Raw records
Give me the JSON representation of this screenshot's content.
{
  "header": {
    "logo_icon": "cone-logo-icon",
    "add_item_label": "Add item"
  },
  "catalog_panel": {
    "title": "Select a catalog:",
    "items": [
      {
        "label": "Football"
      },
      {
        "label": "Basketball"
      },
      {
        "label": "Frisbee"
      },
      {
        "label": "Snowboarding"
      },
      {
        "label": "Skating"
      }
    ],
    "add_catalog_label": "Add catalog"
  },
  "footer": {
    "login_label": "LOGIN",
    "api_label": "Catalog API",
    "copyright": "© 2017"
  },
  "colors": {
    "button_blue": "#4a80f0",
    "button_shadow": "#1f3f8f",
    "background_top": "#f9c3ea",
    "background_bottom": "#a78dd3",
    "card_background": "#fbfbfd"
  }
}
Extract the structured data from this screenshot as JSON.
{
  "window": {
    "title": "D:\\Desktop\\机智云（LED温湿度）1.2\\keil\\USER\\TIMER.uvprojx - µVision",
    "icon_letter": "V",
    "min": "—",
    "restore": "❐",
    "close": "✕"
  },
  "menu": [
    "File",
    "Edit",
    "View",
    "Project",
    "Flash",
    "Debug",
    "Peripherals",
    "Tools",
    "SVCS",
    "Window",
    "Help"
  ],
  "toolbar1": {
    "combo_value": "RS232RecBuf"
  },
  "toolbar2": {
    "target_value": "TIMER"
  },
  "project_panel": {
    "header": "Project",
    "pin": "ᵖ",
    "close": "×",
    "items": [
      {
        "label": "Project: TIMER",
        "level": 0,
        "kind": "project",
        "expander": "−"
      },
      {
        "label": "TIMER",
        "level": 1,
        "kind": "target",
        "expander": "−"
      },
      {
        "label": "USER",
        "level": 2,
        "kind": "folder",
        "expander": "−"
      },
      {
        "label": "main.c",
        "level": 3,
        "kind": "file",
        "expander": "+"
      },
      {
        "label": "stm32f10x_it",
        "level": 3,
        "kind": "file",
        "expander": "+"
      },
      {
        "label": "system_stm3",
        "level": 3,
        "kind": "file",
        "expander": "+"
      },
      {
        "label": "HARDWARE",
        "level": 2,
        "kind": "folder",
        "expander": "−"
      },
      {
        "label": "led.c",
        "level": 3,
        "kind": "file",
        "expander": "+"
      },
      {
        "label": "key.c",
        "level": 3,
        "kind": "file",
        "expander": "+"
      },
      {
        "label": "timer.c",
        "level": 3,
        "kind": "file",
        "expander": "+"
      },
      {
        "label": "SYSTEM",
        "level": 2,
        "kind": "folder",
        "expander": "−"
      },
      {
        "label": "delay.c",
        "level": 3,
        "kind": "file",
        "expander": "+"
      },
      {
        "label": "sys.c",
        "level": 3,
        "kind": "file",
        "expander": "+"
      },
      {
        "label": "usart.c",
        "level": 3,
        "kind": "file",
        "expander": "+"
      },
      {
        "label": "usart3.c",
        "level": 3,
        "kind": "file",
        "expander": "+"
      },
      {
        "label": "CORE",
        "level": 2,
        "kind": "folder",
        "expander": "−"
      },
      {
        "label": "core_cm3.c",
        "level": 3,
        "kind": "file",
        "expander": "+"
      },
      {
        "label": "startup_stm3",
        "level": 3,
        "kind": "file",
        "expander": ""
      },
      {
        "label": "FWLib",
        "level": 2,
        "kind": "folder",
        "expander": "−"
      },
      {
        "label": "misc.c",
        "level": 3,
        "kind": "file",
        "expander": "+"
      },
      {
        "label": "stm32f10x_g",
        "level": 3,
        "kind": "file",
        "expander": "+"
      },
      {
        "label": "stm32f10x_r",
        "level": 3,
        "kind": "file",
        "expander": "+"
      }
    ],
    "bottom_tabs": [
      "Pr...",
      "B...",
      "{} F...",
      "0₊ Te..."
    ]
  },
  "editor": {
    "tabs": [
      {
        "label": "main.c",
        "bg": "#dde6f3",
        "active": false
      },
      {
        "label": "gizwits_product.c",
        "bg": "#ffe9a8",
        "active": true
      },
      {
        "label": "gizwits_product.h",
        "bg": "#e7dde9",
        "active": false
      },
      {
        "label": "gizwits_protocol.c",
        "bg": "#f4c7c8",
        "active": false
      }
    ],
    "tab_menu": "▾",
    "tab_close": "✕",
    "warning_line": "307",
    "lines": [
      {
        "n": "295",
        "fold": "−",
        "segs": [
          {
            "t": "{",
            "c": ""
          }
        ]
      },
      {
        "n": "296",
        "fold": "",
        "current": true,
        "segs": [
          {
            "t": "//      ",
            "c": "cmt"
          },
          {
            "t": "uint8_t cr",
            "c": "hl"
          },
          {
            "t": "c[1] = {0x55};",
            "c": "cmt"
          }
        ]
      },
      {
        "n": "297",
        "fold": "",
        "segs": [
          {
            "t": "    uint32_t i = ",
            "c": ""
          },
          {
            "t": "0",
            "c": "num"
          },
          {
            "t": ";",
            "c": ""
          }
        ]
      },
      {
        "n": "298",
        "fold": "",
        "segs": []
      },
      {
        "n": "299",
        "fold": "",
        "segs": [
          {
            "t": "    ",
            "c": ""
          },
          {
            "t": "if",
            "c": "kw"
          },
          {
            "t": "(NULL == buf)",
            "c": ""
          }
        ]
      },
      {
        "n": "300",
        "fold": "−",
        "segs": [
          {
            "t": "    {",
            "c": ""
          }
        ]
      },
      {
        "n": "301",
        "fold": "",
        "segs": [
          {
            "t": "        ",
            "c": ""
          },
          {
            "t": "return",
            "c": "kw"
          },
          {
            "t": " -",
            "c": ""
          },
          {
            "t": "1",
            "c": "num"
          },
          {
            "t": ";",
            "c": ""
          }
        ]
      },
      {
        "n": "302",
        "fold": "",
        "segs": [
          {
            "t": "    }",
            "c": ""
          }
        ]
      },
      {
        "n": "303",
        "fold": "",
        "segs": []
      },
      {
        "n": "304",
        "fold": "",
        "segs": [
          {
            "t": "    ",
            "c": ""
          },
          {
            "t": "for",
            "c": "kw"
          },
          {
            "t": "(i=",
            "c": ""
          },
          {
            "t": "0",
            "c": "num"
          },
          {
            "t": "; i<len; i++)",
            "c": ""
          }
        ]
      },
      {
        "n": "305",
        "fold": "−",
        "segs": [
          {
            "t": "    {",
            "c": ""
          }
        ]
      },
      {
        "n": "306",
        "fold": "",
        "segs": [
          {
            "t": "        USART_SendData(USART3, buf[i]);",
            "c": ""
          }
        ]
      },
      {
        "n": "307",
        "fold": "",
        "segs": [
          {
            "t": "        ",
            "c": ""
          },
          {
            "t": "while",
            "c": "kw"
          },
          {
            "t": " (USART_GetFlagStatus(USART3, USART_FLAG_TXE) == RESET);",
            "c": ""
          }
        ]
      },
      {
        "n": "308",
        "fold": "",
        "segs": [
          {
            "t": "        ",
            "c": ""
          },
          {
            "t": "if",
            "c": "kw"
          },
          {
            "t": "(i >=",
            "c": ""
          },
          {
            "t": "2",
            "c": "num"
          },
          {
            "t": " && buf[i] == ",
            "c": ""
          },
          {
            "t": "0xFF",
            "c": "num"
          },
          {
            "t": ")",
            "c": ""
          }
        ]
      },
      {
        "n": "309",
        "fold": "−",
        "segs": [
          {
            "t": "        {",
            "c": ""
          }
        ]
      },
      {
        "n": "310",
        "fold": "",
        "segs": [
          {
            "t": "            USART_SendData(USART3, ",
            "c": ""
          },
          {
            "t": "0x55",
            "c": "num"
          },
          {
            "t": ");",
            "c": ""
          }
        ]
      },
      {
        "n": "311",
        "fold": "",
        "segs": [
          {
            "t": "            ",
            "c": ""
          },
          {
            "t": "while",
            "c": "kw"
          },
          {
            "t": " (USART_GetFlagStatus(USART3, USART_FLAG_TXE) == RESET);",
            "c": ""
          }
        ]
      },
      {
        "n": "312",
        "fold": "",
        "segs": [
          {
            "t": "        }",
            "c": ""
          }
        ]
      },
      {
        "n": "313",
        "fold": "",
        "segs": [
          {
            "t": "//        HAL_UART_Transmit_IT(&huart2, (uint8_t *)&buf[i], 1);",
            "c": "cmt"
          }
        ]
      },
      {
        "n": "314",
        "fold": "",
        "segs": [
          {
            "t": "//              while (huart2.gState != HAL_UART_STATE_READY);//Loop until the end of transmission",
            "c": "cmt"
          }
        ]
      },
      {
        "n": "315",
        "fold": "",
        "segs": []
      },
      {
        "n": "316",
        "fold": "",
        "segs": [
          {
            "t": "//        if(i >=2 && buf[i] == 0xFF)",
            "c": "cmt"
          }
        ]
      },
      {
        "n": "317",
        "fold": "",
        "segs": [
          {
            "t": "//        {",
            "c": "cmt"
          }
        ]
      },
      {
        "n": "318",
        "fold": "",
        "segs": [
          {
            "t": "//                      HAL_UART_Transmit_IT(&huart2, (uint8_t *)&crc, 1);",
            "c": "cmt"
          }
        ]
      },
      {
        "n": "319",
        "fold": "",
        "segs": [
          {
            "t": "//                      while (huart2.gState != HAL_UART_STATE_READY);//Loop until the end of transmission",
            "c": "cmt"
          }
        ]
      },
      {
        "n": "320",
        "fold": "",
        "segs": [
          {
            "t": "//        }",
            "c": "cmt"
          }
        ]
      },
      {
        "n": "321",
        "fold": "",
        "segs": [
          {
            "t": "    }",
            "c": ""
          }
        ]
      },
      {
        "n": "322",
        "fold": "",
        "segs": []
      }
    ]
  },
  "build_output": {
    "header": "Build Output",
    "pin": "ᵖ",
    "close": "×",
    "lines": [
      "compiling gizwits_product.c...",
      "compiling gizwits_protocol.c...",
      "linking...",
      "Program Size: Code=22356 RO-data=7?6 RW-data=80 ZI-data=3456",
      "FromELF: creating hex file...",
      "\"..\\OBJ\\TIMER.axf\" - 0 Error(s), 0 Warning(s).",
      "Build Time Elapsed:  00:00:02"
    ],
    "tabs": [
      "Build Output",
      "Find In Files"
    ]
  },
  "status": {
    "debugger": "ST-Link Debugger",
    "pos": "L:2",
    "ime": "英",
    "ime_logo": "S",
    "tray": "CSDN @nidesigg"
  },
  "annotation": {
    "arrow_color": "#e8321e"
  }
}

▶ _What the task requires_
How many lines of the listing include the string "gState"? Answer with the number alone.

▶ _Finished answer_
2